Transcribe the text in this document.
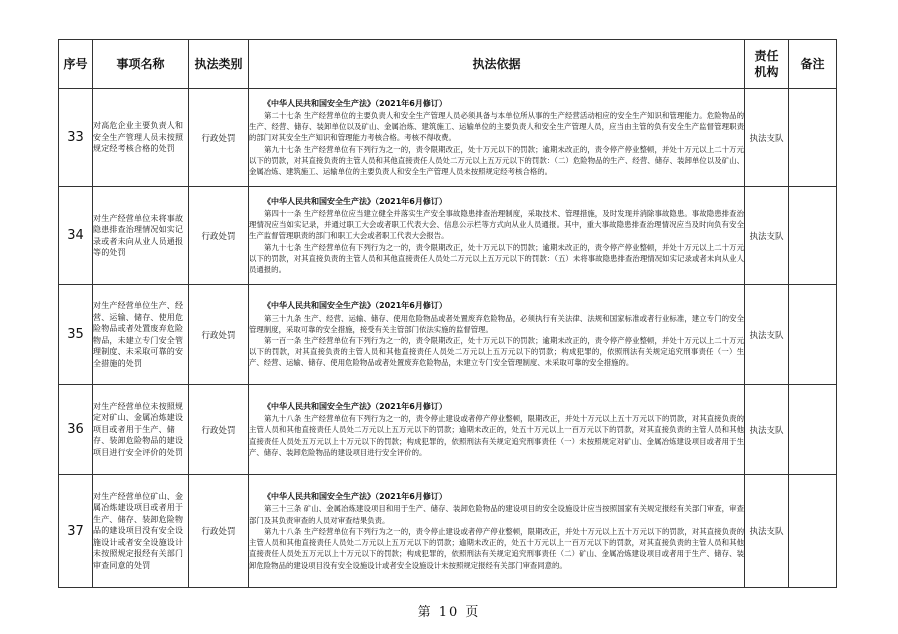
序号	事项名称	执法类别	执法依据	责任机构	备注
33	对高危企业主要负责人和安全生产管理人员未按照规定经考核合格的处罚	行政处罚	《中华人民共和国安全生产法》（2021年6月修订）
第二十七条 生产经营单位的主要负责人和安全生产管理人员必须具备与本单位所从事的生产经营活动相应的安全生产知识和管理能力。危险物品的生产、经营、储存、装卸单位以及矿山、金属冶炼、建筑施工、运输单位的主要负责人和安全生产管理人员，应当由主管的负有安全生产监督管理职责的部门对其安全生产知识和管理能力考核合格。考核不得收费。
第九十七条 生产经营单位有下列行为之一的，责令限期改正，处十万元以下的罚款；逾期未改正的，责令停产停业整顿，并处十万元以上二十万元以下的罚款，对其直接负责的主管人员和其他直接责任人员处二万元以上五万元以下的罚款：（二）危险物品的生产、经营、储存、装卸单位以及矿山、金属冶炼、建筑施工、运输单位的主要负责人和安全生产管理人员未按照规定经考核合格的。	执法支队	
34	对生产经营单位未将事故隐患排查治理情况如实记录或者未向从业人员通报等的处罚	行政处罚	《中华人民共和国安全生产法》（2021年6月修订）
第四十一条 生产经营单位应当建立健全并落实生产安全事故隐患排查治理制度，采取技术、管理措施，及时发现并消除事故隐患。事故隐患排查治理情况应当如实记录，并通过职工大会或者职工代表大会、信息公示栏等方式向从业人员通报。其中，重大事故隐患排查治理情况应当及时向负有安全生产监督管理职责的部门和职工大会或者职工代表大会报告。
第九十七条 生产经营单位有下列行为之一的，责令限期改正，处十万元以下的罚款；逾期未改正的，责令停产停业整顿，并处十万元以上二十万元以下的罚款，对其直接负责的主管人员和其他直接责任人员处二万元以上五万元以下的罚款：（五）未将事故隐患排查治理情况如实记录或者未向从业人员通报的。	执法支队	
35	对生产经营单位生产、经营、运输、储存、使用危险物品或者处置废弃危险物品，未建立专门安全管理制度、未采取可靠的安全措施的处罚	行政处罚	《中华人民共和国安全生产法》（2021年6月修订）
第三十九条 生产、经营、运输、储存、使用危险物品或者处置废弃危险物品，必须执行有关法律、法规和国家标准或者行业标准，建立专门的安全管理制度，采取可靠的安全措施，接受有关主管部门依法实施的监督管理。
第一百一条 生产经营单位有下列行为之一的，责令限期改正，处十万元以下的罚款；逾期未改正的，责令停产停业整顿，并处十万元以上二十万元以下的罚款，对其直接负责的主管人员和其他直接责任人员处二万元以上五万元以下的罚款；构成犯罪的，依照刑法有关规定追究刑事责任（一）生产、经营、运输、储存、使用危险物品或者处置废弃危险物品，未建立专门安全管理制度、未采取可靠的安全措施的。	执法支队	
36	对生产经营单位未按照规定对矿山、金属冶炼建设项目或者用于生产、储存、装卸危险物品的建设项目进行安全评价的处罚	行政处罚	《中华人民共和国安全生产法》（2021年6月修订）
第九十八条 生产经营单位有下列行为之一的，责令停止建设或者停产停业整顿，限期改正，并处十万元以上五十万元以下的罚款，对其直接负责的主管人员和其他直接责任人员处二万元以上五万元以下的罚款；逾期未改正的，处五十万元以上一百万元以下的罚款，对其直接负责的主管人员和其他直接责任人员处五万元以上十万元以下的罚款；构成犯罪的，依照刑法有关规定追究刑事责任（一）未按照规定对矿山、金属冶炼建设项目或者用于生产、储存、装卸危险物品的建设项目进行安全评价的。	执法支队	
37	对生产经营单位矿山、金属冶炼建设项目或者用于生产、储存、装卸危险物品的建设项目没有安全设施设计或者安全设施设计未按照规定报经有关部门审查同意的处罚	行政处罚	《中华人民共和国安全生产法》（2021年6月修订）
第三十三条 矿山、金属冶炼建设项目和用于生产、储存、装卸危险物品的建设项目的安全设施设计应当按照国家有关规定报经有关部门审查，审查部门及其负责审查的人员对审查结果负责。
第九十八条 生产经营单位有下列行为之一的，责令停止建设或者停产停业整顿，限期改正，并处十万元以上五十万元以下的罚款，对其直接负责的主管人员和其他直接责任人员处二万元以上五万元以下的罚款；逾期未改正的，处五十万元以上一百万元以下的罚款，对其直接负责的主管人员和其他直接责任人员处五万元以上十万元以下的罚款；构成犯罪的，依照刑法有关规定追究刑事责任（二）矿山、金属冶炼建设项目或者用于生产、储存、装卸危险物品的建设项目没有安全设施设计或者安全设施设计未按照规定报经有关部门审查同意的。	执法支队	
第 10 页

● ● ● ● ●

(Exercise instructions):
Your answer should be a single number: the count of lines that contain "建筑施工".

(Answer for the task):
2